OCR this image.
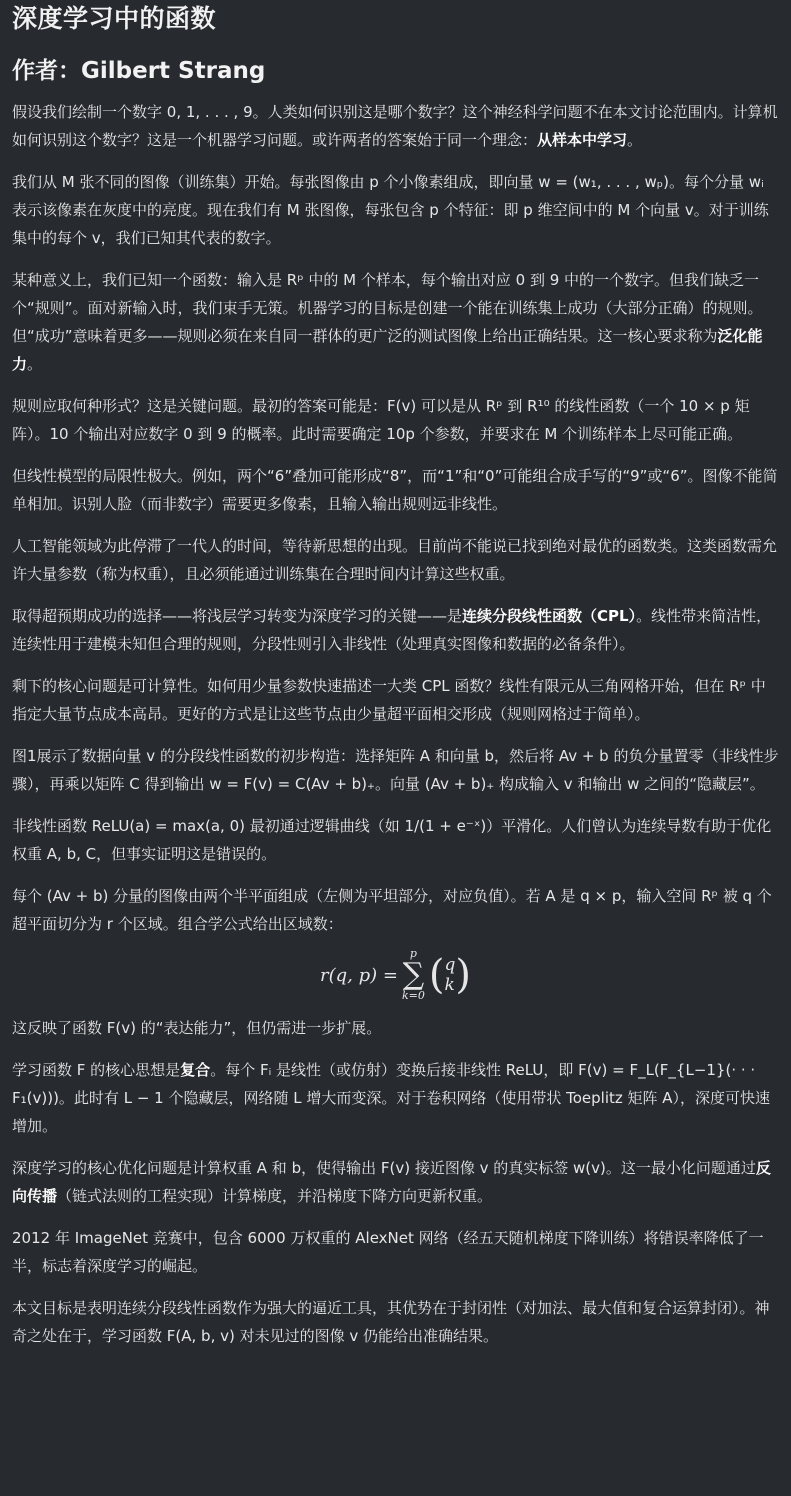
深度学习中的函数
作者：Gilbert Strang

假设我们绘制一个数字 0, 1, . . . , 9。人类如何识别这是哪个数字？这个神经科学问题不在本文讨论范围内。计算机如何识别这个数字？这是一个机器学习问题。或许两者的答案始于同一个理念：从样本中学习。

我们从 M 张不同的图像（训练集）开始。每张图像由 p 个小像素组成，即向量 w = (w₁, . . . , wₚ)。每个分量 wᵢ 表示该像素在灰度中的亮度。现在我们有 M 张图像，每张包含 p 个特征：即 p 维空间中的 M 个向量 v。对于训练集中的每个 v，我们已知其代表的数字。

某种意义上，我们已知一个函数：输入是 Rᵖ 中的 M 个样本，每个输出对应 0 到 9 中的一个数字。但我们缺乏一个“规则”。面对新输入时，我们束手无策。机器学习的目标是创建一个能在训练集上成功（大部分正确）的规则。但“成功”意味着更多——规则必须在来自同一群体的更广泛的测试图像上给出正确结果。这一核心要求称为泛化能力。

规则应取何种形式？这是关键问题。最初的答案可能是：F(v) 可以是从 Rᵖ 到 R¹⁰ 的线性函数（一个 10 × p 矩阵）。10 个输出对应数字 0 到 9 的概率。此时需要确定 10p 个参数，并要求在 M 个训练样本上尽可能正确。

但线性模型的局限性极大。例如，两个“6”叠加可能形成“8”，而“1”和“0”可能组合成手写的“9”或“6”。图像不能简单相加。识别人脸（而非数字）需要更多像素，且输入输出规则远非线性。

人工智能领域为此停滞了一代人的时间，等待新思想的出现。目前尚不能说已找到绝对最优的函数类。这类函数需允许大量参数（称为权重），且必须能通过训练集在合理时间内计算这些权重。

取得超预期成功的选择——将浅层学习转变为深度学习的关键——是连续分段线性函数（CPL）。线性带来简洁性，连续性用于建模未知但合理的规则，分段性则引入非线性（处理真实图像和数据的必备条件）。

剩下的核心问题是可计算性。如何用少量参数快速描述一大类 CPL 函数？线性有限元从三角网格开始，但在 Rᵖ 中指定大量节点成本高昂。更好的方式是让这些节点由少量超平面相交形成（规则网格过于简单）。

图1展示了数据向量 v 的分段线性函数的初步构造：选择矩阵 A 和向量 b，然后将 Av + b 的负分量置零（非线性步骤），再乘以矩阵 C 得到输出 w = F(v) = C(Av + b)₊。向量 (Av + b)₊ 构成输入 v 和输出 w 之间的“隐藏层”。

非线性函数 ReLU(a) = max(a, 0) 最初通过逻辑曲线（如 1/(1 + e⁻ˣ)）平滑化。人们曾认为连续导数有助于优化权重 A, b, C，但事实证明这是错误的。

每个 (Av + b) 分量的图像由两个半平面组成（左侧为平坦部分，对应负值）。若 A 是 q × p，输入空间 Rᵖ 被 q 个超平面切分为 r 个区域。组合学公式给出区域数：

r(q, p) =
p
∑
k=0 ( q
k )

这反映了函数 F(v) 的“表达能力”，但仍需进一步扩展。

学习函数 F 的核心思想是复合。每个 Fᵢ 是线性（或仿射）变换后接非线性 ReLU，即 F(v) = F_L(F_{L−1}(· · · F₁(v)))。此时有 L − 1 个隐藏层，网络随 L 增大而变深。对于卷积网络（使用带状 Toeplitz 矩阵 A），深度可快速增加。

深度学习的核心优化问题是计算权重 A 和 b，使得输出 F(v) 接近图像 v 的真实标签 w(v)。这一最小化问题通过反向传播（链式法则的工程实现）计算梯度，并沿梯度下降方向更新权重。

2012 年 ImageNet 竞赛中，包含 6000 万权重的 AlexNet 网络（经五天随机梯度下降训练）将错误率降低了一半，标志着深度学习的崛起。

本文目标是表明连续分段线性函数作为强大的逼近工具，其优势在于封闭性（对加法、最大值和复合运算封闭）。神奇之处在于，学习函数 F(A, b, v) 对未见过的图像 v 仍能给出准确结果。
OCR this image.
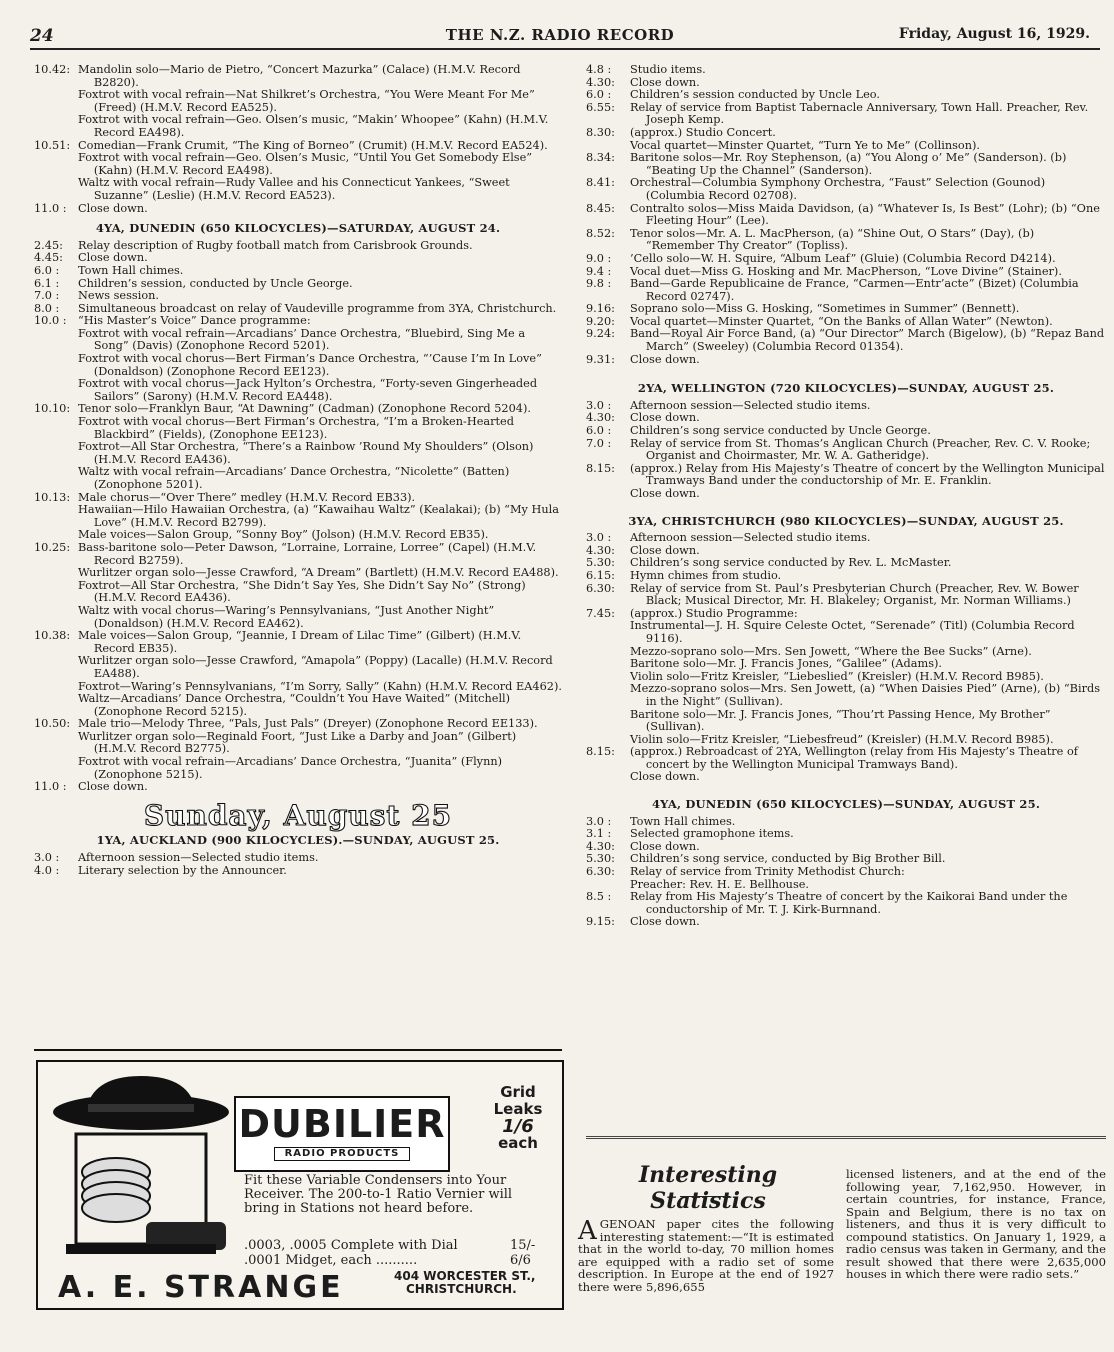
24	THE N.Z. RADIO RECORD	Friday, August 16, 1929.
10.42: Mandolin solo—Mario de Pietro, “Concert Mazurka” (Calace) (H.M.V. Record B2820).
Foxtrot with vocal refrain—Nat Shilkret’s Orchestra, “You Were Meant For Me” (Freed) (H.M.V. Record EA525).
Foxtrot with vocal refrain—Geo. Olsen’s music, “Makin’ Whoopee” (Kahn) (H.M.V. Record EA498).
10.51: Comedian—Frank Crumit, “The King of Borneo” (Crumit) (H.M.V. Record EA524).
Foxtrot with vocal refrain—Geo. Olsen’s Music, “Until You Get Somebody Else” (Kahn) (H.M.V. Record EA498).
Waltz with vocal refrain—Rudy Vallee and his Connecticut Yankees, “Sweet Suzanne” (Leslie) (H.M.V. Record EA523).
11.0 :	Close down.
4YA, DUNEDIN (650 KILOCYCLES)—SATURDAY, AUGUST 24.
2.45:	Relay description of Rugby football match from Carisbrook Grounds.
4.45:	Close down.
6.0 :	Town Hall chimes.
6.1 :	Children’s session, conducted by Uncle George.
7.0 :	News session.
8.0 :	Simultaneous broadcast on relay of Vaudeville programme from 3YA, Christchurch.
10.0 :	“His Master’s Voice” Dance programme:
Foxtrot with vocal refrain—Arcadians’ Dance Orchestra, “Bluebird, Sing Me a Song” (Davis) (Zonophone Record 5201).
Foxtrot with vocal chorus—Bert Firman’s Dance Orchestra, “’Cause I’m In Love” (Donaldson) (Zonophone Record EE123).
Foxtrot with vocal chorus—Jack Hylton’s Orchestra, “Forty-seven Gingerheaded Sailors” (Sarony) (H.M.V. Record EA448).
10.10: Tenor solo—Franklyn Baur, “At Dawning” (Cadman) (Zonophone Record 5204).
Foxtrot with vocal chorus—Bert Firman’s Orchestra, “I’m a Broken-Hearted Blackbird” (Fields), (Zonophone EE123).
Foxtrot—All Star Orchestra, “There’s a Rainbow ’Round My Shoulders” (Olson) (H.M.V. Record EA436).
Waltz with vocal refrain—Arcadians’ Dance Orchestra, “Nicolette” (Batten) (Zonophone 5201).
10.13: Male chorus—“Over There” medley (H.M.V. Record EB33).
Hawaiian—Hilo Hawaiian Orchestra, (a) “Kawaihau Waltz” (Kealakai); (b) “My Hula Love” (H.M.V. Record B2799).
Male voices—Salon Group, “Sonny Boy” (Jolson) (H.M.V. Record EB35).
10.25: Bass-baritone solo—Peter Dawson, “Lorraine, Lorraine, Lorree” (Capel) (H.M.V. Record B2759).
Wurlitzer organ solo—Jesse Crawford, “A Dream” (Bartlett) (H.M.V. Record EA488).
Foxtrot—All Star Orchestra, “She Didn’t Say Yes, She Didn’t Say No” (Strong) (H.M.V. Record EA436).
Waltz with vocal chorus—Waring’s Pennsylvanians, “Just Another Night” (Donaldson) (H.M.V. Record EA462).
10.38: Male voices—Salon Group, “Jeannie, I Dream of Lilac Time” (Gilbert) (H.M.V. Record EB35).
Wurlitzer organ solo—Jesse Crawford, “Amapola” (Poppy) (Lacalle) (H.M.V. Record EA488).
Foxtrot—Waring’s Pennsylvanians, “I’m Sorry, Sally” (Kahn) (H.M.V. Record EA462).
Waltz—Arcadians’ Dance Orchestra, “Couldn’t You Have Waited” (Mitchell) (Zonophone Record 5215).
10.50: Male trio—Melody Three, “Pals, Just Pals” (Dreyer) (Zonophone Record EE133).
Wurlitzer organ solo—Reginald Foort, “Just Like a Darby and Joan” (Gilbert) (H.M.V. Record B2775).
Foxtrot with vocal refrain—Arcadians’ Dance Orchestra, “Juanita” (Flynn) (Zonophone 5215).
11.0 :	Close down.
Sunday, August 25
1YA, AUCKLAND (900 KILOCYCLES).—SUNDAY, AUGUST 25.
3.0 :	Afternoon session—Selected studio items.
4.0 :	Literary selection by the Announcer.
4.8 :	Studio items.
4.30:	Close down.
6.0 :	Children’s session conducted by Uncle Leo.
6.55:	Relay of service from Baptist Tabernacle Anniversary, Town Hall. Preacher, Rev. Joseph Kemp.
8.30:	(approx.) Studio Concert.
Vocal quartet—Minster Quartet, “Turn Ye to Me” (Collinson).
8.34:	Baritone solos—Mr. Roy Stephenson, (a) “You Along o’ Me” (Sanderson). (b) “Beating Up the Channel” (Sanderson).
8.41:	Orchestral—Columbia Symphony Orchestra, “Faust” Selection (Gounod) (Columbia Record 02708).
8.45:	Contralto solos—Miss Maida Davidson, (a) “Whatever Is, Is Best” (Lohr); (b) “One Fleeting Hour” (Lee).
8.52:	Tenor solos—Mr. A. L. MacPherson, (a) “Shine Out, O Stars” (Day), (b) “Remember Thy Creator” (Topliss).
9.0 :	’Cello solo—W. H. Squire, “Album Leaf” (Gluie) (Columbia Record D4214).
9.4 :	Vocal duet—Miss G. Hosking and Mr. MacPherson, “Love Divine” (Stainer).
9.8 :	Band—Garde Republicaine de France, “Carmen—Entr’acte” (Bizet) (Columbia Record 02747).
9.16:	Soprano solo—Miss G. Hosking, “Sometimes in Summer” (Bennett).
9.20:	Vocal quartet—Minster Quartet, “On the Banks of Allan Water” (Newton).
9.24:	Band—Royal Air Force Band, (a) “Our Director” March (Bigelow), (b) “Repaz Band March” (Sweeley) (Columbia Record 01354).
9.31:	Close down.
2YA, WELLINGTON (720 KILOCYCLES)—SUNDAY, AUGUST 25.
3.0 :	Afternoon session—Selected studio items.
4.30:	Close down.
6.0 :	Children’s song service conducted by Uncle George.
7.0 :	Relay of service from St. Thomas’s Anglican Church (Preacher, Rev. C. V. Rooke; Organist and Choirmaster, Mr. W. A. Gatheridge).
8.15:	(approx.) Relay from His Majesty’s Theatre of concert by the Wellington Municipal Tramways Band under the conductorship of Mr. E. Franklin.
Close down.
3YA, CHRISTCHURCH (980 KILOCYCLES)—SUNDAY, AUGUST 25.
3.0 :	Afternoon session—Selected studio items.
4.30:	Close down.
5.30:	Children’s song service conducted by Rev. L. McMaster.
6.15:	Hymn chimes from studio.
6.30:	Relay of service from St. Paul’s Presbyterian Church (Preacher, Rev. W. Bower Black; Musical Director, Mr. H. Blakeley; Organist, Mr. Norman Williams.)
7.45:	(approx.) Studio Programme:
Instrumental—J. H. Squire Celeste Octet, “Serenade” (Titl) (Columbia Record 9116).
Mezzo-soprano solo—Mrs. Sen Jowett, “Where the Bee Sucks” (Arne).
Baritone solo—Mr. J. Francis Jones, “Galilee” (Adams).
Violin solo—Fritz Kreisler, “Liebeslied” (Kreisler) (H.M.V. Record B985).
Mezzo-soprano solos—Mrs. Sen Jowett, (a) “When Daisies Pied” (Arne), (b) “Birds in the Night” (Sullivan).
Baritone solo—Mr. J. Francis Jones, “Thou’rt Passing Hence, My Brother” (Sullivan).
Violin solo—Fritz Kreisler, “Liebesfreud” (Kreisler) (H.M.V. Record B985).
8.15:	(approx.) Rebroadcast of 2YA, Wellington (relay from His Majesty’s Theatre of concert by the Wellington Municipal Tramways Band).
Close down.
4YA, DUNEDIN (650 KILOCYCLES)—SUNDAY, AUGUST 25.
3.0 :	Town Hall chimes.
3.1 :	Selected gramophone items.
4.30:	Close down.
5.30:	Children’s song service, conducted by Big Brother Bill.
6.30:	Relay of service from Trinity Methodist Church:
Preacher: Rev. H. E. Bellhouse.
8.5 :	Relay from His Majesty’s Theatre of concert by the Kaikorai Band under the conductorship of Mr. T. J. Kirk-Burnnand.
9.15:	Close down.
DUBILIER
RADIO PRODUCTS
Grid
Leaks
1/6
each
Fit these Variable Condensers into Your Receiver. The 200-to-1 Ratio Vernier will bring in Stations not heard before.
.0003, .0005 Complete with Dial	15/-
.0001 Midget, each ..........	6/6
A. E. STRANGE	404 WORCESTER ST.,
CHRISTCHURCH.
Interesting Statistics
AGENOAN paper cites the following interesting statement:—“It is estimated that in the world to-day, 70 million homes are equipped with a radio set of some description. In Europe at the end of 1927 there were 5,896,655
licensed listeners, and at the end of the following year, 7,162,950. However, in certain countries, for instance, France, Spain and Belgium, there is no tax on listeners, and thus it is very difficult to compound statistics. On January 1, 1929, a radio census was taken in Germany, and the result showed that there were 2,635,000 houses in which there were radio sets.”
== == ==
What you need to do:
Gather each line from the entries above that includes the word "KILOCYCLES".

Exercise response:
4YA, DUNEDIN (650 KILOCYCLES)—SATURDAY, AUGUST 24.
1YA, AUCKLAND (900 KILOCYCLES).—SUNDAY, AUGUST 25.
2YA, WELLINGTON (720 KILOCYCLES)—SUNDAY, AUGUST 25.
3YA, CHRISTCHURCH (980 KILOCYCLES)—SUNDAY, AUGUST 25.
4YA, DUNEDIN (650 KILOCYCLES)—SUNDAY, AUGUST 25.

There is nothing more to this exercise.